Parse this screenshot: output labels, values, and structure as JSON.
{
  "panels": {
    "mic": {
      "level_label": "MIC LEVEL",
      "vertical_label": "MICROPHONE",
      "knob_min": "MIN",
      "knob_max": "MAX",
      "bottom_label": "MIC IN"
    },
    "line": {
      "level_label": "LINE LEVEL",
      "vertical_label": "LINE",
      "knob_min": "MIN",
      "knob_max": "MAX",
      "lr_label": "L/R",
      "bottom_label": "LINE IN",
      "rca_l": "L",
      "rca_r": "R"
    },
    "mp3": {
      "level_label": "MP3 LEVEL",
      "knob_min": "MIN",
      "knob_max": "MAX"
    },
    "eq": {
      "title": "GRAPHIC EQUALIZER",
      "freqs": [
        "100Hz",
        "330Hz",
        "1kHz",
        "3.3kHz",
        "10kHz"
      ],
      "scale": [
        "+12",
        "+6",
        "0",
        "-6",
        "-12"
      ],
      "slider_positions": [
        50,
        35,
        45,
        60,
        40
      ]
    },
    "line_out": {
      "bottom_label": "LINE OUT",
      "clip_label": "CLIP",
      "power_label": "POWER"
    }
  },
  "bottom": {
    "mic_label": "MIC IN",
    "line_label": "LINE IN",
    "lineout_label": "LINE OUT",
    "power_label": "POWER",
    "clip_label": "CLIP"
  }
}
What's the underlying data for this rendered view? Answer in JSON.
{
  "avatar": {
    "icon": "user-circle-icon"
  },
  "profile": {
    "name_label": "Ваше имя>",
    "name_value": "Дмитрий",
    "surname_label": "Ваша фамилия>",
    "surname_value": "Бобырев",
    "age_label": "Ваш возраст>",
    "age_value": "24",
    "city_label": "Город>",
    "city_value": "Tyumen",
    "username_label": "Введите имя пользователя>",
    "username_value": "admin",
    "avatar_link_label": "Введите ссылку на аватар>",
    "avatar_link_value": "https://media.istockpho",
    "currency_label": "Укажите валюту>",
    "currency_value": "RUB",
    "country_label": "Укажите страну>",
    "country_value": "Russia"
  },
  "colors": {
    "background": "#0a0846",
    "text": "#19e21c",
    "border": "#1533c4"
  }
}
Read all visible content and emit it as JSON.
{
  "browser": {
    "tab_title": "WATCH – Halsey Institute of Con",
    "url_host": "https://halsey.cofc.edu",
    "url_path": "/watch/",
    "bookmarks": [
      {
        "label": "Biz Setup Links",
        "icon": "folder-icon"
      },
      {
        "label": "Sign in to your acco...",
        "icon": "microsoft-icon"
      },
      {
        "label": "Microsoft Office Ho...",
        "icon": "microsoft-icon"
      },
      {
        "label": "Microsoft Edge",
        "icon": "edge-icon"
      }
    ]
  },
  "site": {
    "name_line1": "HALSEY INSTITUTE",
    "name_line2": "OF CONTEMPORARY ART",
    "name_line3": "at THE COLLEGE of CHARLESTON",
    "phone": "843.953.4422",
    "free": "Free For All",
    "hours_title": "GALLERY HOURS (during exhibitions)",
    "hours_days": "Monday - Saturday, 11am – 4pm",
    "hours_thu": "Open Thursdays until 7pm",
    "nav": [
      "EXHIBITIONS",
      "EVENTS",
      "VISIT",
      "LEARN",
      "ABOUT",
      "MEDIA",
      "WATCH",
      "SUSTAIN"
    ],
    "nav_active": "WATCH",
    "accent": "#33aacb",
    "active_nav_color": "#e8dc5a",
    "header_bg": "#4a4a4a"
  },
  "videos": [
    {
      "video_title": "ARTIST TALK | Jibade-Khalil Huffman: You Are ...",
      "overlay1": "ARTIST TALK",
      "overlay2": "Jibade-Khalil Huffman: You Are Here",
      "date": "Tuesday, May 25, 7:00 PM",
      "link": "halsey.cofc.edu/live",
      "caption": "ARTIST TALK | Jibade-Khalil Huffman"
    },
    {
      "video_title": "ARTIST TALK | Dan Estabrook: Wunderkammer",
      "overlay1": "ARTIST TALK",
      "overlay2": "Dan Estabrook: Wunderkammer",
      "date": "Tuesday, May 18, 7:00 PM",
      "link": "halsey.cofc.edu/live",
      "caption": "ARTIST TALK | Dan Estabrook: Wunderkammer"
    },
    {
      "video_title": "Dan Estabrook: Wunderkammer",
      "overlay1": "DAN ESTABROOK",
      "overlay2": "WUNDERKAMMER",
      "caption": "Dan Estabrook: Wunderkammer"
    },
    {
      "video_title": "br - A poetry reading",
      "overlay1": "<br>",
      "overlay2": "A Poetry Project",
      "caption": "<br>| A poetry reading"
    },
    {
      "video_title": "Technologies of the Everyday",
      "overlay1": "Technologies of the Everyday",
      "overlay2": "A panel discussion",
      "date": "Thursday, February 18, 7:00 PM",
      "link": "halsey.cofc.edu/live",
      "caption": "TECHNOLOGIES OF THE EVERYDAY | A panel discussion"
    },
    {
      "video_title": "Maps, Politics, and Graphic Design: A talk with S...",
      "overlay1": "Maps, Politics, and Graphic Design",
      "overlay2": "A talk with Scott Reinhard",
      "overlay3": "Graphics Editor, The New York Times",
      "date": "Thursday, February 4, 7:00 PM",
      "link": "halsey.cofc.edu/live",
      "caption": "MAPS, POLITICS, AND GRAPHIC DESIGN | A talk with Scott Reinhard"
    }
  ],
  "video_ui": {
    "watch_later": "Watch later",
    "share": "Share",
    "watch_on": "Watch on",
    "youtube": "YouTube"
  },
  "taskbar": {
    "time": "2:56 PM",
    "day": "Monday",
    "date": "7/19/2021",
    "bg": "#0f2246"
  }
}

● **REQUIREMENTS**:
Search the preceding listing for "Reinhard" and extract every line where it is found.

● **RESPONSE**:
      "overlay2": "A talk with Scott Reinhard",
      "caption": "MAPS, POLITICS, AND GRAPHIC DESIGN | A talk with Scott Reinhard"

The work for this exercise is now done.